§ Required task
Quote all entries exactly, leaving pictures aside.

+---+

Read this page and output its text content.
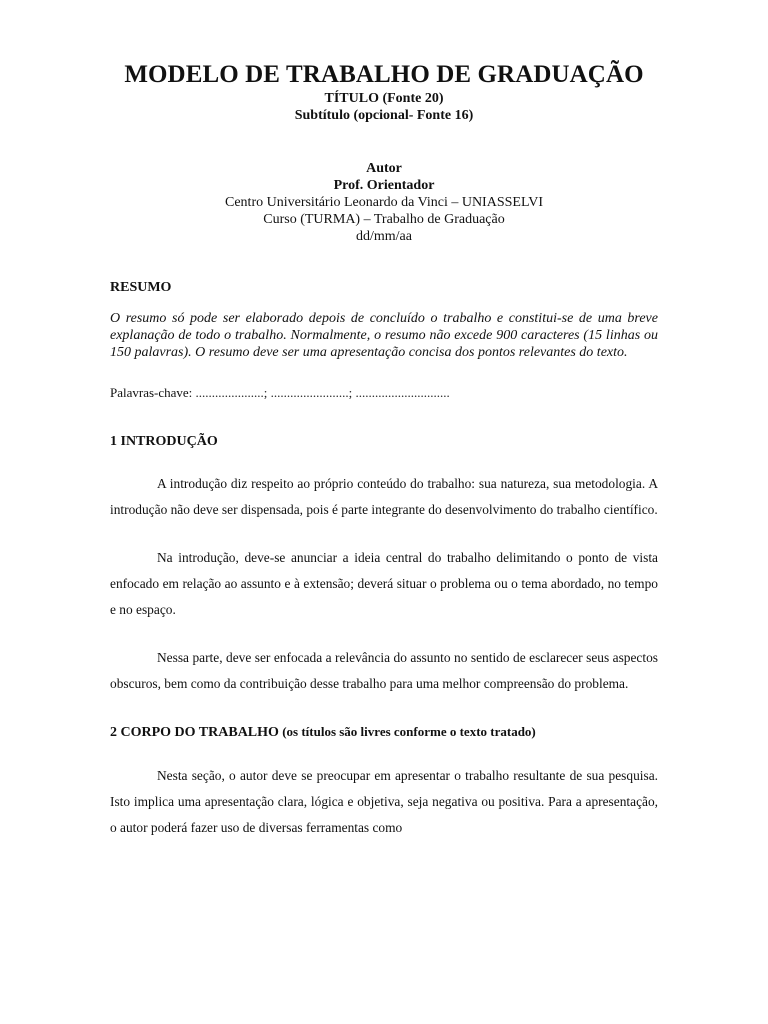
MODELO DE TRABALHO DE GRADUAÇÃO

TÍTULO (Fonte 20)

Subtítulo (opcional- Fonte 16)

Autor
Prof. Orientador
Centro Universitário Leonardo da Vinci – UNIASSELVI
Curso (TURMA) – Trabalho de Graduação
dd/mm/aa
RESUMO

O resumo só pode ser elaborado depois de concluído o trabalho e constitui-se de uma breve explanação de todo o trabalho. Normalmente, o resumo não excede 900 caracteres (15 linhas ou 150 palavras). O resumo deve ser uma apresentação concisa dos pontos relevantes do texto.

Palavras-chave: .....................; ........................; .............................

1 INTRODUÇÃO

A introdução diz respeito ao próprio conteúdo do trabalho: sua natureza, sua metodologia. A introdução não deve ser dispensada, pois é parte integrante do desenvolvimento do trabalho científico.

Na introdução, deve-se anunciar a ideia central do trabalho delimitando o ponto de vista enfocado em relação ao assunto e à extensão; deverá situar o problema ou o tema abordado, no tempo e no espaço.

Nessa parte, deve ser enfocada a relevância do assunto no sentido de esclarecer seus aspectos obscuros, bem como da contribuição desse trabalho para uma melhor compreensão do problema.

2 CORPO DO TRABALHO (os títulos são livres conforme o texto tratado)

Nesta seção, o autor deve se preocupar em apresentar o trabalho resultante de sua pesquisa. Isto implica uma apresentação clara, lógica e objetiva, seja negativa ou positiva. Para a apresentação, o autor poderá fazer uso de diversas ferramentas como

+---+

§ Written answer
Read this page and output its text content.
MODELO DE TRABALHO DE GRADUAÇÃO

TÍTULO (Fonte 20)

Subtítulo (opcional- Fonte 16)

Autor
Prof. Orientador
Centro Universitário Leonardo da Vinci – UNIASSELVI
Curso (TURMA) – Trabalho de Graduação
dd/mm/aa
RESUMO

O resumo só pode ser elaborado depois de concluído o trabalho e constitui-se de uma breve explanação de todo o trabalho. Normalmente, o resumo não excede 900 caracteres (15 linhas ou 150 palavras). O resumo deve ser uma apresentação concisa dos pontos relevantes do texto.

Palavras-chave: .....................; ........................; .............................

1 INTRODUÇÃO

A introdução diz respeito ao próprio conteúdo do trabalho: sua natureza, sua metodologia. A introdução não deve ser dispensada, pois é parte integrante do desenvolvimento do trabalho científico.

Na introdução, deve-se anunciar a ideia central do trabalho delimitando o ponto de vista enfocado em relação ao assunto e à extensão; deverá situar o problema ou o tema abordado, no tempo e no espaço.

Nessa parte, deve ser enfocada a relevância do assunto no sentido de esclarecer seus aspectos obscuros, bem como da contribuição desse trabalho para uma melhor compreensão do problema.

2 CORPO DO TRABALHO (os títulos são livres conforme o texto tratado)

Nesta seção, o autor deve se preocupar em apresentar o trabalho resultante de sua pesquisa. Isto implica uma apresentação clara, lógica e objetiva, seja negativa ou positiva. Para a apresentação, o autor poderá fazer uso de diversas ferramentas como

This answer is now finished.